▶ GOAL OF THE EXERCISE:
Copy out every line in the entries below that includes "Adjoint".

┌──

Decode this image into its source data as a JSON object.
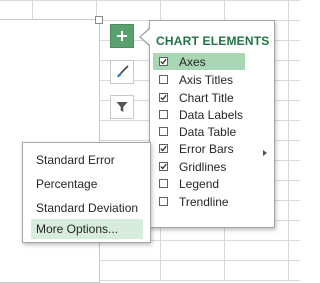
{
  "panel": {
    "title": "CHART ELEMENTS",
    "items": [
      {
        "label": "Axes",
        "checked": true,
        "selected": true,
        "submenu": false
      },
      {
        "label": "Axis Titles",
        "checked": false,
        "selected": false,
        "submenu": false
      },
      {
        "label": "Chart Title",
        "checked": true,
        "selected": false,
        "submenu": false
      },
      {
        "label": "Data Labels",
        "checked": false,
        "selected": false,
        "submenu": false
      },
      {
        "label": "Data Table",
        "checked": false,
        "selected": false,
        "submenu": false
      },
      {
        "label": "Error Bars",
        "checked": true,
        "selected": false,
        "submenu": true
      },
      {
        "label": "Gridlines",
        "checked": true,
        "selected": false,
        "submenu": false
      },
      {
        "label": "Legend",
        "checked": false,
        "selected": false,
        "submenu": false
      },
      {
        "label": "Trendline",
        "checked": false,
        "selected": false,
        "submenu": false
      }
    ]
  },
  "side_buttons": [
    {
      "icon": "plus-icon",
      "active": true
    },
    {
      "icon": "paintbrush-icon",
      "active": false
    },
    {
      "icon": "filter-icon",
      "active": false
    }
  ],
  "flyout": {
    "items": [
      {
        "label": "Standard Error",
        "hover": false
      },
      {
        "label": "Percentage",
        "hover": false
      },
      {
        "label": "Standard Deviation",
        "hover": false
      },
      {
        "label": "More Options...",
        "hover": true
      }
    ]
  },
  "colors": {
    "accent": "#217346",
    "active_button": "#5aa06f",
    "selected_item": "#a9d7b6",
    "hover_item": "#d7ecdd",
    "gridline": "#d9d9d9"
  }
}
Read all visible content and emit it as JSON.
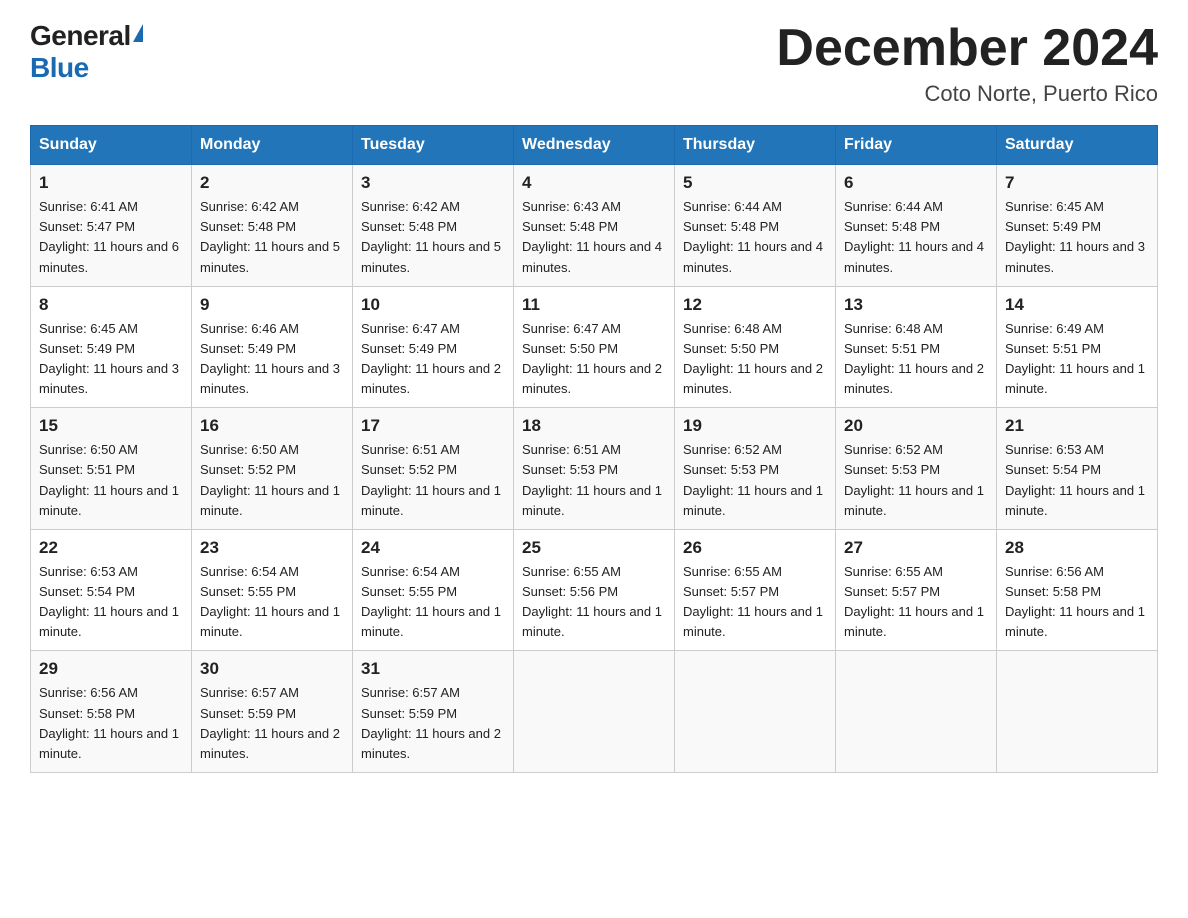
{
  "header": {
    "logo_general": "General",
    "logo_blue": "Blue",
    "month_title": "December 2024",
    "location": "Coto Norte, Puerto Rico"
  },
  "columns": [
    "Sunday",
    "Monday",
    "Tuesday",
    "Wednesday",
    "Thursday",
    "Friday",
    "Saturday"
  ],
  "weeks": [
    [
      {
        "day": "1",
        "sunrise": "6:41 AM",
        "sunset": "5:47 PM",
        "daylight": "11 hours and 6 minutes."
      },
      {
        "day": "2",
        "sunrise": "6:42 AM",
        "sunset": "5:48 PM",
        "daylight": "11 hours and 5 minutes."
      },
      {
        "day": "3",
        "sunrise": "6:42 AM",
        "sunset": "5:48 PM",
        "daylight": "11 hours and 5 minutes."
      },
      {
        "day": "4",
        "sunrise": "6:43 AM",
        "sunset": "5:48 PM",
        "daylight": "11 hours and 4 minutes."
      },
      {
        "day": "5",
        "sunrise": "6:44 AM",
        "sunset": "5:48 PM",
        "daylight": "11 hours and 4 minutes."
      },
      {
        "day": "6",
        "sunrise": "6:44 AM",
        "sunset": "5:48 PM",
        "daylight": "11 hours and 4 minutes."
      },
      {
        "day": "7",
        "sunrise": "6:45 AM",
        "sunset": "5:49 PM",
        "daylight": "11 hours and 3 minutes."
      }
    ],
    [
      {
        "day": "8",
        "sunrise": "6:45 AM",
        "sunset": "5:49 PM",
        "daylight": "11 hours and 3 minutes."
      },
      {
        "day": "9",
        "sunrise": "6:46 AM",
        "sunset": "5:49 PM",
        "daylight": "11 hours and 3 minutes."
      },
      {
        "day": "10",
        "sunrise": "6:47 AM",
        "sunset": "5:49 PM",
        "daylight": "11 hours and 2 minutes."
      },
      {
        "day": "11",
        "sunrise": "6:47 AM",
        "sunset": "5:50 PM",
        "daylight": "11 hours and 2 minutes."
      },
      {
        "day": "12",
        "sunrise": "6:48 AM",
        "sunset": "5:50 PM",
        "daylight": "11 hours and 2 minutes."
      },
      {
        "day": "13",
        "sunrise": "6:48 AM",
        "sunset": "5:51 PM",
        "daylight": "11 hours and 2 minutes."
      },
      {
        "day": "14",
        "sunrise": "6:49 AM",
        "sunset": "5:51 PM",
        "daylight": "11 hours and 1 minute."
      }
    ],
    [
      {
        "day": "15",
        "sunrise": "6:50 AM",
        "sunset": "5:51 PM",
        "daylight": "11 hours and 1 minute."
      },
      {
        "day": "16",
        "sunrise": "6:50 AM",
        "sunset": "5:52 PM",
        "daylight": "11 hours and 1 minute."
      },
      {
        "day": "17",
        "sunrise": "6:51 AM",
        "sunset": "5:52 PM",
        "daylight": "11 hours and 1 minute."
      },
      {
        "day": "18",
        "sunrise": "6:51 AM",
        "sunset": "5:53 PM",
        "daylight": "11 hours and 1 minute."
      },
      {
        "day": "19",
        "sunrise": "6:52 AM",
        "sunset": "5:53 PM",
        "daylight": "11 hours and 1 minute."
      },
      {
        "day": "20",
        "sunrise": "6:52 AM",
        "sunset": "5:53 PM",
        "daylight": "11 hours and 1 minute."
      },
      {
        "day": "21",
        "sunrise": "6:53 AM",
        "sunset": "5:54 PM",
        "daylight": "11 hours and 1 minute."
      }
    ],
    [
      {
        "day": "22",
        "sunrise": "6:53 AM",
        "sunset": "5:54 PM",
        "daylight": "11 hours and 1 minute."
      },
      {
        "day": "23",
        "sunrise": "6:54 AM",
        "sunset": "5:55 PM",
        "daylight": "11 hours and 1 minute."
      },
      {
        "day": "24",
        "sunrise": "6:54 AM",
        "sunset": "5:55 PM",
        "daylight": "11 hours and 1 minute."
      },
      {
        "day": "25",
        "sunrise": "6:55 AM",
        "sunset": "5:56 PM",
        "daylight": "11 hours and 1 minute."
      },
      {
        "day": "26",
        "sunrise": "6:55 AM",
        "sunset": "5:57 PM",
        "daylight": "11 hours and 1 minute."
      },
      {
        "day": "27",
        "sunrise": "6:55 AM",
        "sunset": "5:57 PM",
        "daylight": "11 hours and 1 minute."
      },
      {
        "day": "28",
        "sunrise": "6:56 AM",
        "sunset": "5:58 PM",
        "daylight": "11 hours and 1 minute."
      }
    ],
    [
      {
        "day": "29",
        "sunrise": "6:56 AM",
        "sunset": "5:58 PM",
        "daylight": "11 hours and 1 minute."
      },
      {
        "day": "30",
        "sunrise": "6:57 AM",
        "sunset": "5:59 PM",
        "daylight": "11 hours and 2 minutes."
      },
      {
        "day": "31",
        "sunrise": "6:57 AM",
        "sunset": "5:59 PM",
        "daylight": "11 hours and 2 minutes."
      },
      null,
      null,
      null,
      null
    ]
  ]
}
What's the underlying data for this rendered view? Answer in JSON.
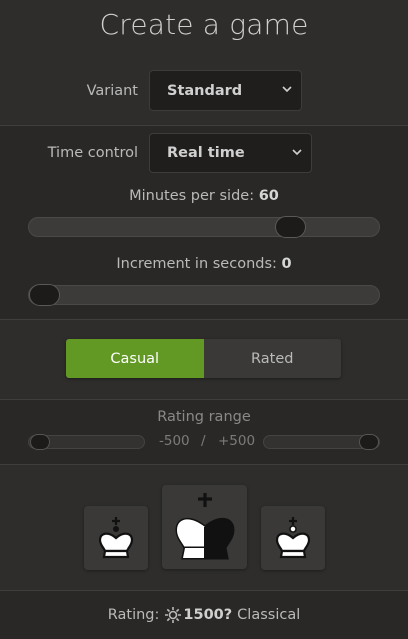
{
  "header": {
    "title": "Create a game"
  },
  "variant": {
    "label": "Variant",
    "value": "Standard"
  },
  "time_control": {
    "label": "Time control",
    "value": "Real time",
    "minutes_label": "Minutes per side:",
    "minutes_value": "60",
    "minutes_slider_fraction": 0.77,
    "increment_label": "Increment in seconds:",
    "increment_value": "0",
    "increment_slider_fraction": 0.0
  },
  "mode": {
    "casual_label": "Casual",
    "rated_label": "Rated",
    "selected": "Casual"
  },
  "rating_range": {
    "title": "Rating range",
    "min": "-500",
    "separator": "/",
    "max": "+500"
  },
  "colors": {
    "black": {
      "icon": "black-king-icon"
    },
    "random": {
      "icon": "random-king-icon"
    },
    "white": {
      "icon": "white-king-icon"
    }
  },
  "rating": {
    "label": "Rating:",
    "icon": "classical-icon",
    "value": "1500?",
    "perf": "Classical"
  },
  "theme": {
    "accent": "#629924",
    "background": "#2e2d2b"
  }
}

└──
┌──

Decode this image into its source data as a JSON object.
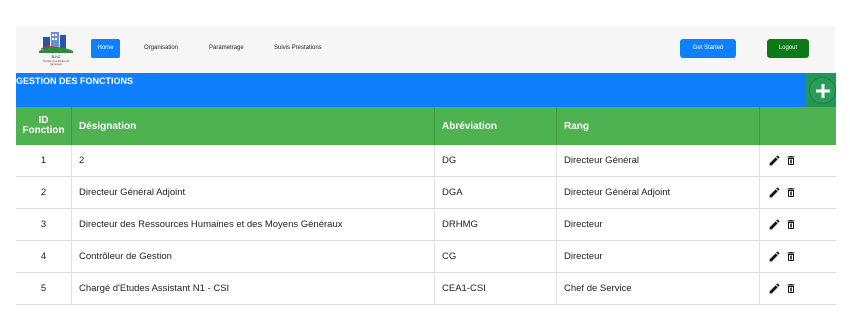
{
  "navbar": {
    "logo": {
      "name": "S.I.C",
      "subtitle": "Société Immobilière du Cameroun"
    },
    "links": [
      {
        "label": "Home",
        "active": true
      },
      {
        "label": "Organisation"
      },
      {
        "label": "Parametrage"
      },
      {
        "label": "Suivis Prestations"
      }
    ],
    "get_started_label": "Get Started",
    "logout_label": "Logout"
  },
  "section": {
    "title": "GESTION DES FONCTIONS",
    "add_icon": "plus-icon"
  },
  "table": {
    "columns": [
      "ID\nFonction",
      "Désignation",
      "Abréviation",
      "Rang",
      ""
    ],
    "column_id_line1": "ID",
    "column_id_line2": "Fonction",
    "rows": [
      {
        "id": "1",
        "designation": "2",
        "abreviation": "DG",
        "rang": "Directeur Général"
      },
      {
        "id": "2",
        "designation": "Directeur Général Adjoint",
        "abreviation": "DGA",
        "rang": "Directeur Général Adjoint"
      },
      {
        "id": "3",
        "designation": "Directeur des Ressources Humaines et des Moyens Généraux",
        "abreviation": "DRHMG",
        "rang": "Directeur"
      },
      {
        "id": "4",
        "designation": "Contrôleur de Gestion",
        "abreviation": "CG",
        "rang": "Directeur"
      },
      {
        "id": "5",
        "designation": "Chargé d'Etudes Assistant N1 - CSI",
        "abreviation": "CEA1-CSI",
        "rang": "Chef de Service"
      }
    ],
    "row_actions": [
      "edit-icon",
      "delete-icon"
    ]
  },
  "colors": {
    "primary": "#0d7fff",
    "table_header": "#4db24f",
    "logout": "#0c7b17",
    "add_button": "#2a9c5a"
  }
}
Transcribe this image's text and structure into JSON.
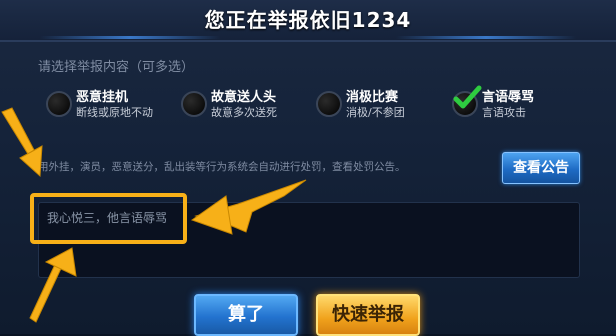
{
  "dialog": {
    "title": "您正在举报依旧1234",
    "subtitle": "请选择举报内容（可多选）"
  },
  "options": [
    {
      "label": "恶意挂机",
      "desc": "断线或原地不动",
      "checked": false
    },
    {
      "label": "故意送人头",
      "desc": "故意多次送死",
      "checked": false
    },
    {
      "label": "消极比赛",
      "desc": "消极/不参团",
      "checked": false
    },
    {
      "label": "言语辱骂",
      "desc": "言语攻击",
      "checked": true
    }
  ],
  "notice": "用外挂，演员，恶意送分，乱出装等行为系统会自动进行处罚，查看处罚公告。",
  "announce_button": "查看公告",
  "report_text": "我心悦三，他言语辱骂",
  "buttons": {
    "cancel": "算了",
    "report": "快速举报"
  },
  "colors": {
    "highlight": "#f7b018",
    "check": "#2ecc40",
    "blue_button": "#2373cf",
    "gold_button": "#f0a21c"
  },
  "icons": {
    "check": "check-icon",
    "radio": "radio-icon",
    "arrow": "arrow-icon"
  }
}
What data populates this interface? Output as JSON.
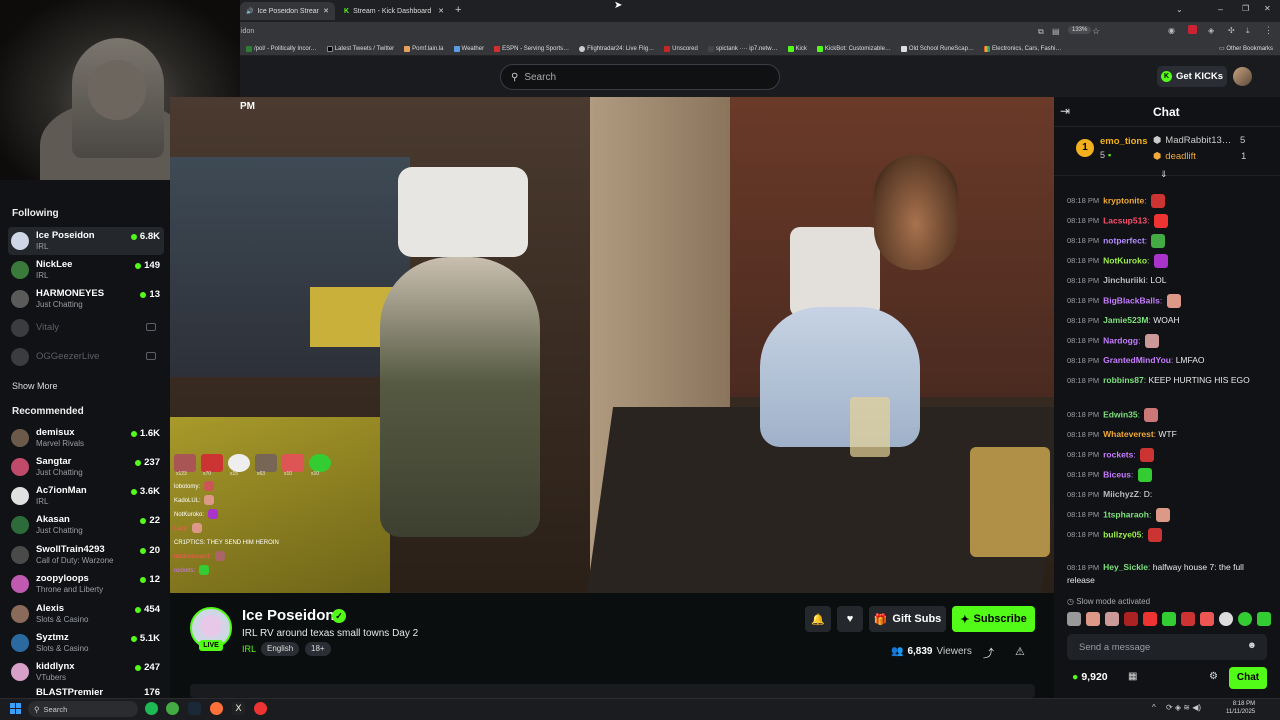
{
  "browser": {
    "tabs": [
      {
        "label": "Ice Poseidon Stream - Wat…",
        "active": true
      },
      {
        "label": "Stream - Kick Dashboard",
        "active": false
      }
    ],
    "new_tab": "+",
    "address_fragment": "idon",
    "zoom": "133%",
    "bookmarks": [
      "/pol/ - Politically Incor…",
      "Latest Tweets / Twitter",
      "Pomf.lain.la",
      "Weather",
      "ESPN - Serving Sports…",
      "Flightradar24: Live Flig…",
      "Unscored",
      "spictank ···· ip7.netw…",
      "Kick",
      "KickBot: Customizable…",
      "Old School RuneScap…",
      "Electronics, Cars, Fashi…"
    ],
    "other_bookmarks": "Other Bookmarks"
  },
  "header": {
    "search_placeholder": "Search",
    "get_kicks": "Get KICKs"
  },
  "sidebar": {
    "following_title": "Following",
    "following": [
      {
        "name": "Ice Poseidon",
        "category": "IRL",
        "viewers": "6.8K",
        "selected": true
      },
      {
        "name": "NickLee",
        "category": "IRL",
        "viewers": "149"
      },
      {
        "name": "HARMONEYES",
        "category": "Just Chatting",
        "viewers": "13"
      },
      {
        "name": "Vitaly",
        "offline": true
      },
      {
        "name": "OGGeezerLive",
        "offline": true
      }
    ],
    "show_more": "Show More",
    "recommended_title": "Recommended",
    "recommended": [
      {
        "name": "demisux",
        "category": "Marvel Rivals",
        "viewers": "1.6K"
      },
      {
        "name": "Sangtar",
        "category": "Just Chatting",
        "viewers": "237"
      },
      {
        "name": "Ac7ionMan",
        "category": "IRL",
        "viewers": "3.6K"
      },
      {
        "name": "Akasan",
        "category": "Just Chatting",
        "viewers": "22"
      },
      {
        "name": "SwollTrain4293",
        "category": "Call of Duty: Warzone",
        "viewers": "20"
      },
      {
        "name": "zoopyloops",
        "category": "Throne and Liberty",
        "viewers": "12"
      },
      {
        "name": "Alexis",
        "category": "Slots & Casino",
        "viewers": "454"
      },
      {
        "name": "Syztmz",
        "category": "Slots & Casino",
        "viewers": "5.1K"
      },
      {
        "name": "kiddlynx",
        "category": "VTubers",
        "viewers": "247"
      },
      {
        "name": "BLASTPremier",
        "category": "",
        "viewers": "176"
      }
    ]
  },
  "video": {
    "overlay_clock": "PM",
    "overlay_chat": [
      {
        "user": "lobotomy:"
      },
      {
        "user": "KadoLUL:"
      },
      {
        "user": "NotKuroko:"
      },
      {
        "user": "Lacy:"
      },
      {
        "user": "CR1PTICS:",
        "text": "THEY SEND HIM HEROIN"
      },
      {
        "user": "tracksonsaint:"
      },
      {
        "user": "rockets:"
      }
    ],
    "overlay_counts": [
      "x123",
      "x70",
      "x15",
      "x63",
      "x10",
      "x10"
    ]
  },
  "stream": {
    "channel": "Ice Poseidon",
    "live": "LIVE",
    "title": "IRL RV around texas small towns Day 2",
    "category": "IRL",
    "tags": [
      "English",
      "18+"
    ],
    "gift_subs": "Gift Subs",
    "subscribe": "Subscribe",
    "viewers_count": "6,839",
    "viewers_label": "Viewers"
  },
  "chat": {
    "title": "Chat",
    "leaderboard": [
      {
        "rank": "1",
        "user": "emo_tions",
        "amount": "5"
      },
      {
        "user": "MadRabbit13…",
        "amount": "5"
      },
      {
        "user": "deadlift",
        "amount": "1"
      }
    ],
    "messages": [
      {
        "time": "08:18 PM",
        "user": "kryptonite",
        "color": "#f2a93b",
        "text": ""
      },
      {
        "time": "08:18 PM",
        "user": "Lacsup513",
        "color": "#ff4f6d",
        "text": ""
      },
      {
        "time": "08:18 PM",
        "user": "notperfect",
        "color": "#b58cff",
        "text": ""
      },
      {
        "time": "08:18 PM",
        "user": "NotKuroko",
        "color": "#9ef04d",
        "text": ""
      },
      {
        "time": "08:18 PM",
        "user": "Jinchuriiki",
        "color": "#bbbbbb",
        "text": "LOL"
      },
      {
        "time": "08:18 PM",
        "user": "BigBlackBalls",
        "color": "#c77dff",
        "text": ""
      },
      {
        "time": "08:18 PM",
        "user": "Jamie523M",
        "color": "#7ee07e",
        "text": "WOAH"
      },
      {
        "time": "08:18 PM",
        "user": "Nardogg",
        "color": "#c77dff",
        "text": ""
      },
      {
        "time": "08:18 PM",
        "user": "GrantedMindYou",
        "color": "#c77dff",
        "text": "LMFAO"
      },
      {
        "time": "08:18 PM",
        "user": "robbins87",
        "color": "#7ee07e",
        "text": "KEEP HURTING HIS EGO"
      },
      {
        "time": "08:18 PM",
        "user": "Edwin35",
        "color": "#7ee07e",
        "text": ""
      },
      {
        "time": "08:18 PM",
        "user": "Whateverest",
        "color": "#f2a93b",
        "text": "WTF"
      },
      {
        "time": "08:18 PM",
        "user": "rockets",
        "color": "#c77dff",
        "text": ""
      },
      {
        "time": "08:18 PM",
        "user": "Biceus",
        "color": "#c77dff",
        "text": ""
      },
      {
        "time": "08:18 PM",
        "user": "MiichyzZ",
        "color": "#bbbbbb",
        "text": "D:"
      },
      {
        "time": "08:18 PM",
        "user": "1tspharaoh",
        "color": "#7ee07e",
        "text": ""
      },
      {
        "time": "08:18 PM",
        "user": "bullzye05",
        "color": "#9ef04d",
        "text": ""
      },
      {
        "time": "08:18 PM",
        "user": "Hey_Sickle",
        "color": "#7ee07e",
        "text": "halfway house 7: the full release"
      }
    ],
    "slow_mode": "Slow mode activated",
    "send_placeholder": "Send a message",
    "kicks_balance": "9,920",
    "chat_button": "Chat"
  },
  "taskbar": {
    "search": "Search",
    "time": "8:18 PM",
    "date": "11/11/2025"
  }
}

└──

▶ SOLUTION BELOW:
        "designation": "Directeur Général Adjoint",
        "rang": "Directeur Général Adjoint"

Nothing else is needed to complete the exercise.